TO BE DONE: Exactly reproduce the line containing "Enumerate this screenshot's" and all later lines to the end of the entries, leaving the pictures out of your copy.

------------------------------------------------------------

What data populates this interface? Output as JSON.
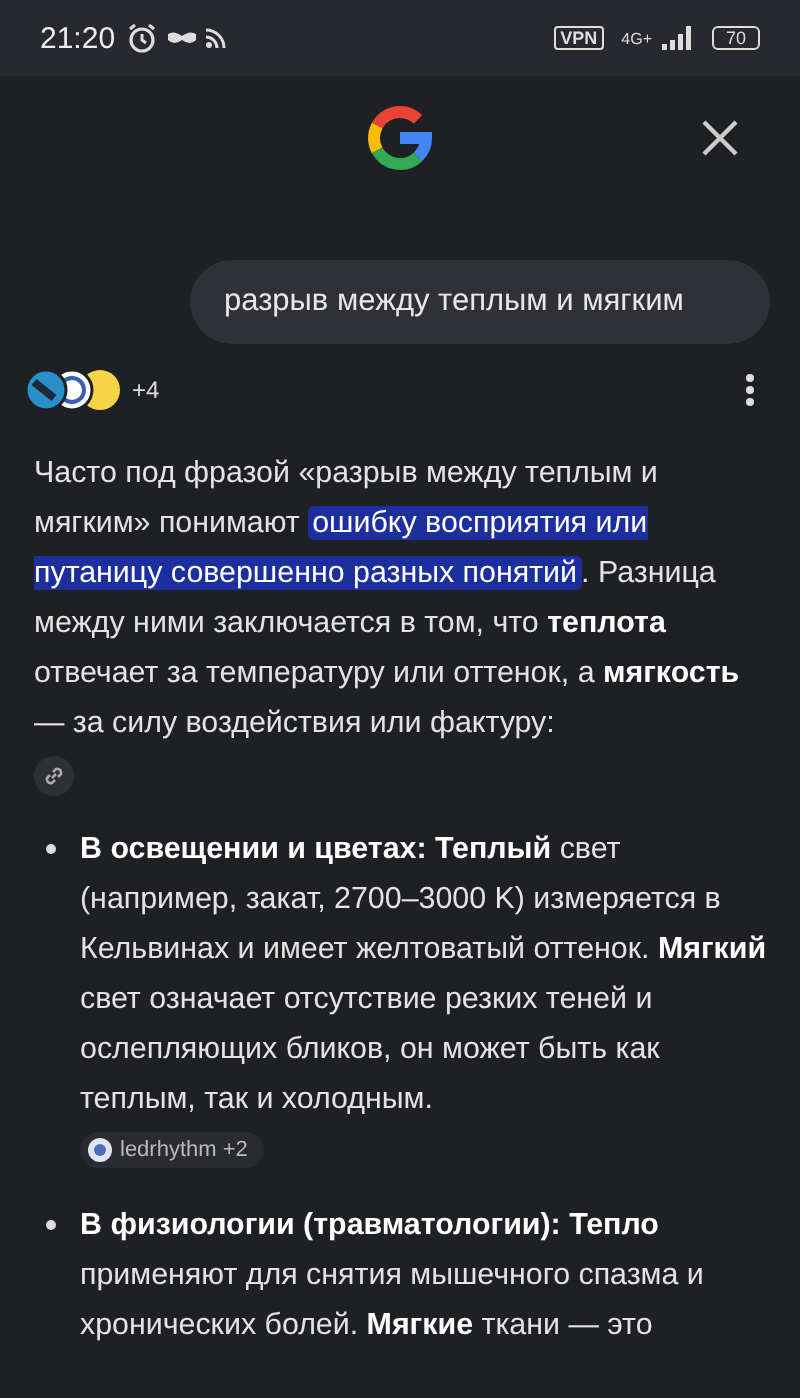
{
  "status_bar": {
    "time": "21:20",
    "network": "4G+",
    "battery": "70",
    "vpn": "VPN"
  },
  "query": "разрыв между теплым и мягким",
  "sources": {
    "more": "+4"
  },
  "intro": {
    "before": "Часто под фразой «разрыв между теплым и мягким» понимают ",
    "highlight": "ошибку восприятия или путаницу совершенно разных понятий",
    "after": ". Разница между ними заключается в том, что **теплота** отвечает за температуру или оттенок, а **мягкость** — за силу воздействия или фактуру:"
  },
  "bullets": [
    {
      "text": "**В освещении и цветах: Теплый** свет (например, закат, 2700–3000 K) измеряется в Кельвинах и имеет желтоватый оттенок. **Мягкий** свет означает отсутствие резких теней и ослепляющих бликов, он может быть как теплым, так и холодным.",
      "source": "ledrhythm +2"
    },
    {
      "text": "**В физиологии (травматологии): Тепло** применяют для снятия мышечного спазма и хронических болей. **Мягкие** ткани — это"
    }
  ]
}
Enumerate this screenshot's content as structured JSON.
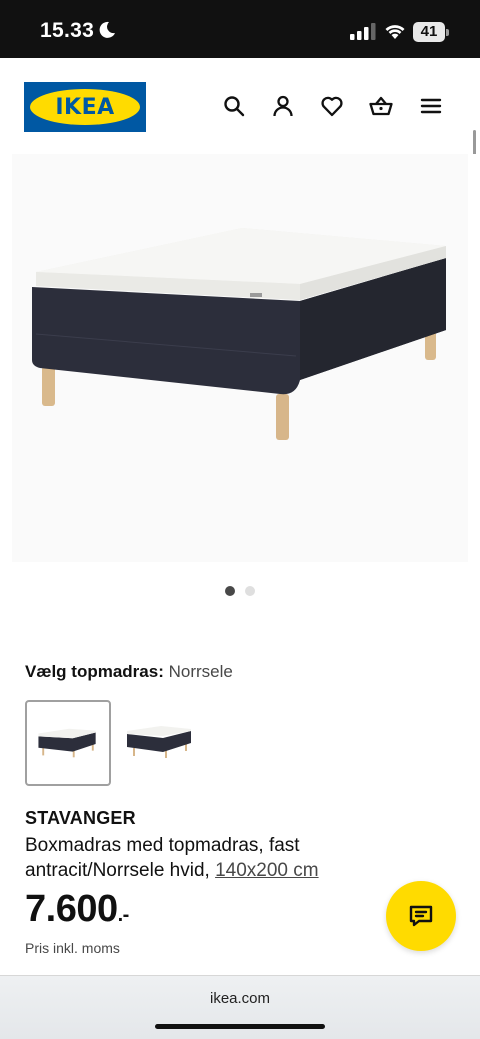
{
  "status_bar": {
    "time": "15.33",
    "battery": "41"
  },
  "header": {
    "logo_text": "IKEA"
  },
  "product": {
    "select_label": "Vælg topmadras:",
    "select_value": "Norrsele",
    "name": "STAVANGER",
    "description_line1": "Boxmadras med topmadras, fast",
    "description_line2": "antracit/Norrsele hvid,",
    "size": "140x200 cm",
    "price": "7.600",
    "price_suffix": ".-",
    "price_note": "Pris inkl. moms"
  },
  "carousel": {
    "count": 2,
    "active_index": 0
  },
  "browser": {
    "url": "ikea.com"
  },
  "colors": {
    "ikea_blue": "#0058a3",
    "ikea_yellow": "#ffdb00",
    "bed_base": "#2b2d3a",
    "mattress": "#f1f1ee",
    "legs": "#d7b68a"
  },
  "icons": [
    "moon-icon",
    "signal-icon",
    "wifi-icon",
    "battery-icon",
    "search-icon",
    "user-icon",
    "heart-icon",
    "basket-icon",
    "menu-icon",
    "chat-icon"
  ]
}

------------------------------------------------------------

OUTPUT BELOW:
Enumerate this screenshot's content as structured JSON.
{
  "status_bar": {
    "time": "15.33",
    "battery": "41"
  },
  "header": {
    "logo_text": "IKEA"
  },
  "product": {
    "select_label": "Vælg topmadras:",
    "select_value": "Norrsele",
    "name": "STAVANGER",
    "description_line1": "Boxmadras med topmadras, fast",
    "description_line2": "antracit/Norrsele hvid,",
    "size": "140x200 cm",
    "price": "7.600",
    "price_suffix": ".-",
    "price_note": "Pris inkl. moms"
  },
  "carousel": {
    "count": 2,
    "active_index": 0
  },
  "browser": {
    "url": "ikea.com"
  },
  "colors": {
    "ikea_blue": "#0058a3",
    "ikea_yellow": "#ffdb00",
    "bed_base": "#2b2d3a",
    "mattress": "#f1f1ee",
    "legs": "#d7b68a"
  },
  "icons": [
    "moon-icon",
    "signal-icon",
    "wifi-icon",
    "battery-icon",
    "search-icon",
    "user-icon",
    "heart-icon",
    "basket-icon",
    "menu-icon",
    "chat-icon"
  ]
}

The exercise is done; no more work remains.